Recorded data:

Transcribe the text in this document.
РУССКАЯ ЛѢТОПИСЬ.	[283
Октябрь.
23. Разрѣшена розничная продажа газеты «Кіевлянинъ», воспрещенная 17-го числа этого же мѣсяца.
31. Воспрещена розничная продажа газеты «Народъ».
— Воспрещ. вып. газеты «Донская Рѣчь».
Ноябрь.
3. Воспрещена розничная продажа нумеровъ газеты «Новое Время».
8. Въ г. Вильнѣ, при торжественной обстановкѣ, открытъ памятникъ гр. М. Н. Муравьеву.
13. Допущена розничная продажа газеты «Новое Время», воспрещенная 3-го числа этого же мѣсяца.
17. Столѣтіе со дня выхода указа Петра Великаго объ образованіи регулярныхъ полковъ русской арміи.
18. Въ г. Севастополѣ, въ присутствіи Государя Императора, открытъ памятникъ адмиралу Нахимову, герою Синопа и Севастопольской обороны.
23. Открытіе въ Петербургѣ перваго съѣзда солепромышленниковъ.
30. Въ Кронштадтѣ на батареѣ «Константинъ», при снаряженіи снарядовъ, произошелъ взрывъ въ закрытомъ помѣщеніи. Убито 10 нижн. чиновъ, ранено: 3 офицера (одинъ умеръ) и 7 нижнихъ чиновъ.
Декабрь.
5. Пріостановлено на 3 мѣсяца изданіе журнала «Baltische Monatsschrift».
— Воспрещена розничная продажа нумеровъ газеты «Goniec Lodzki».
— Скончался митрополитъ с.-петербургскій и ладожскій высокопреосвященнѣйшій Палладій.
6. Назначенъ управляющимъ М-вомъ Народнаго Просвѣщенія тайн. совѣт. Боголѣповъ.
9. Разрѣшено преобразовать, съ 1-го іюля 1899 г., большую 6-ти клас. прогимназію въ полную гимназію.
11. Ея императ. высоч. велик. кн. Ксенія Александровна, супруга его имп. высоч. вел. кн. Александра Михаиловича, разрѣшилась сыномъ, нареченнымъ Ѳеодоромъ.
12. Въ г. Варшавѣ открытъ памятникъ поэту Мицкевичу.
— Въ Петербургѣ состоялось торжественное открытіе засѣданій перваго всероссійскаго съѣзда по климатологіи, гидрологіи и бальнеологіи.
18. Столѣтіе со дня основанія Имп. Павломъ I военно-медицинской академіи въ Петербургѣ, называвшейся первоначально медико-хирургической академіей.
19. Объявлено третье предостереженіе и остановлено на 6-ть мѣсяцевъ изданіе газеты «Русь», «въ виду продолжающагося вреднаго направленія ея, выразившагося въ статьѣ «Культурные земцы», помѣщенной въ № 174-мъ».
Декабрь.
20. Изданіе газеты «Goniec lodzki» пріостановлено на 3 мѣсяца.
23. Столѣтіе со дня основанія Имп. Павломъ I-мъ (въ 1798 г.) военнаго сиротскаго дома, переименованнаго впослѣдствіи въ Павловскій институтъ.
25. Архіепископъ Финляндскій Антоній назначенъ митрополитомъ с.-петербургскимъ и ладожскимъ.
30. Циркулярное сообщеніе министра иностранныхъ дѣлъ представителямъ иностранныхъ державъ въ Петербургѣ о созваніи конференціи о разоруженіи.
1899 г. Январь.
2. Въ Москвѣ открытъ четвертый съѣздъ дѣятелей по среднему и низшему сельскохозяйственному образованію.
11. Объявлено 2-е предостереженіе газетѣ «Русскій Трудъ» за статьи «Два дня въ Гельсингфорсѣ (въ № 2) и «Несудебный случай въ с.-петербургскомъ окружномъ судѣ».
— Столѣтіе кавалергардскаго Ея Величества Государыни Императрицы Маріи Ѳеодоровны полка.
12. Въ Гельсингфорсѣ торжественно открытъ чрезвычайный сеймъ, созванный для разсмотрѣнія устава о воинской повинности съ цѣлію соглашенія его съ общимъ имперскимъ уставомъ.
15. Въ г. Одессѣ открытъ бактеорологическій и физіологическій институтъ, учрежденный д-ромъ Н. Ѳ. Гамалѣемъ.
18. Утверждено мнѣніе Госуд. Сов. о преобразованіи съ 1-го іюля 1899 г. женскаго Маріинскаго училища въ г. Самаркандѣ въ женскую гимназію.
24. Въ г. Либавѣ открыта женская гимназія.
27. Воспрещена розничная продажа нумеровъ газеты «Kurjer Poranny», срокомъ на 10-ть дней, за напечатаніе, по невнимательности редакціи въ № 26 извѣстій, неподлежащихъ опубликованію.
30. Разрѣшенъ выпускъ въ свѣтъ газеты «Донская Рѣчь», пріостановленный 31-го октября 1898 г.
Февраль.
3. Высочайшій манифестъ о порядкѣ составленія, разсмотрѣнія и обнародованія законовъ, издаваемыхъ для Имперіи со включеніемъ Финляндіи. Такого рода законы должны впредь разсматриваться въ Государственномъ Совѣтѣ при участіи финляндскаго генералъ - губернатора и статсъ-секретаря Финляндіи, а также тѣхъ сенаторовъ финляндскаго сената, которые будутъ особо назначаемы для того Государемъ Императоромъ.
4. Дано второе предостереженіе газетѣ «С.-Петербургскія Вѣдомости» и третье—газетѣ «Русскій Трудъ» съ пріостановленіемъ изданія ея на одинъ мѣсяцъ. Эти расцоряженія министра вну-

**Directions**. Restate every entry word for word.

**Exercise result**.
Transcribe the text in this document.
РУССКАЯ ЛѢТОПИСЬ.	[283
Октябрь.
23. Разрѣшена розничная продажа газеты «Кіевлянинъ», воспрещенная 17-го числа этого же мѣсяца.
31. Воспрещена розничная продажа газеты «Народъ».
— Воспрещ. вып. газеты «Донская Рѣчь».
Ноябрь.
3. Воспрещена розничная продажа нумеровъ газеты «Новое Время».
8. Въ г. Вильнѣ, при торжественной обстановкѣ, открытъ памятникъ гр. М. Н. Муравьеву.
13. Допущена розничная продажа газеты «Новое Время», воспрещенная 3-го числа этого же мѣсяца.
17. Столѣтіе со дня выхода указа Петра Великаго объ образованіи регулярныхъ полковъ русской арміи.
18. Въ г. Севастополѣ, въ присутствіи Государя Императора, открытъ памятникъ адмиралу Нахимову, герою Синопа и Севастопольской обороны.
23. Открытіе въ Петербургѣ перваго съѣзда солепромышленниковъ.
30. Въ Кронштадтѣ на батареѣ «Константинъ», при снаряженіи снарядовъ, произошелъ взрывъ въ закрытомъ помѣщеніи. Убито 10 нижн. чиновъ, ранено: 3 офицера (одинъ умеръ) и 7 нижнихъ чиновъ.
Декабрь.
5. Пріостановлено на 3 мѣсяца изданіе журнала «Baltische Monatsschrift».
— Воспрещена розничная продажа нумеровъ газеты «Goniec Lodzki».
— Скончался митрополитъ с.-петербургскій и ладожскій высокопреосвященнѣйшій Палладій.
6. Назначенъ управляющимъ М-вомъ Народнаго Просвѣщенія тайн. совѣт. Боголѣповъ.
9. Разрѣшено преобразовать, съ 1-го іюля 1899 г., большую 6-ти клас. прогимназію въ полную гимназію.
11. Ея императ. высоч. велик. кн. Ксенія Александровна, супруга его имп. высоч. вел. кн. Александра Михаиловича, разрѣшилась сыномъ, нареченнымъ Ѳеодоромъ.
12. Въ г. Варшавѣ открытъ памятникъ поэту Мицкевичу.
— Въ Петербургѣ состоялось торжественное открытіе засѣданій перваго всероссійскаго съѣзда по климатологіи, гидрологіи и бальнеологіи.
18. Столѣтіе со дня основанія Имп. Павломъ I военно-медицинской академіи въ Петербургѣ, называвшейся первоначально медико-хирургической академіей.
19. Объявлено третье предостереженіе и остановлено на 6-ть мѣсяцевъ изданіе газеты «Русь», «въ виду продолжающагося вреднаго направленія ея, выразившагося въ статьѣ «Культурные земцы», помѣщенной въ № 174-мъ».
Декабрь.
20. Изданіе газеты «Goniec lodzki» пріостановлено на 3 мѣсяца.
23. Столѣтіе со дня основанія Имп. Павломъ I-мъ (въ 1798 г.) военнаго сиротскаго дома, переименованнаго впослѣдствіи въ Павловскій институтъ.
25. Архіепископъ Финляндскій Антоній назначенъ митрополитомъ с.-петербургскимъ и ладожскимъ.
30. Циркулярное сообщеніе министра иностранныхъ дѣлъ представителямъ иностранныхъ державъ въ Петербургѣ о созваніи конференціи о разоруженіи.
1899 г. Январь.
2. Въ Москвѣ открытъ четвертый съѣздъ дѣятелей по среднему и низшему сельскохозяйственному образованію.
11. Объявлено 2-е предостереженіе газетѣ «Русскій Трудъ» за статьи «Два дня въ Гельсингфорсѣ (въ № 2) и «Несудебный случай въ с.-петербургскомъ окружномъ судѣ».
— Столѣтіе кавалергардскаго Ея Величества Государыни Императрицы Маріи Ѳеодоровны полка.
12. Въ Гельсингфорсѣ торжественно открытъ чрезвычайный сеймъ, созванный для разсмотрѣнія устава о воинской повинности съ цѣлію соглашенія его съ общимъ имперскимъ уставомъ.
15. Въ г. Одессѣ открытъ бактеорологическій и физіологическій институтъ, учрежденный д-ромъ Н. Ѳ. Гамалѣемъ.
18. Утверждено мнѣніе Госуд. Сов. о преобразованіи съ 1-го іюля 1899 г. женскаго Маріинскаго училища въ г. Самаркандѣ въ женскую гимназію.
24. Въ г. Либавѣ открыта женская гимназія.
27. Воспрещена розничная продажа нумеровъ газеты «Kurjer Poranny», срокомъ на 10-ть дней, за напечатаніе, по невнимательности редакціи въ № 26 извѣстій, неподлежащихъ опубликованію.
30. Разрѣшенъ выпускъ въ свѣтъ газеты «Донская Рѣчь», пріостановленный 31-го октября 1898 г.
Февраль.
3. Высочайшій манифестъ о порядкѣ составленія, разсмотрѣнія и обнародованія законовъ, издаваемыхъ для Имперіи со включеніемъ Финляндіи. Такого рода законы должны впредь разсматриваться въ Государственномъ Совѣтѣ при участіи финляндскаго генералъ - губернатора и статсъ-секретаря Финляндіи, а также тѣхъ сенаторовъ финляндскаго сената, которые будутъ особо назначаемы для того Государемъ Императоромъ.
4. Дано второе предостереженіе газетѣ «С.-Петербургскія Вѣдомости» и третье—газетѣ «Русскій Трудъ» съ пріостановленіемъ изданія ея на одинъ мѣсяцъ. Эти расцоряженія министра вну-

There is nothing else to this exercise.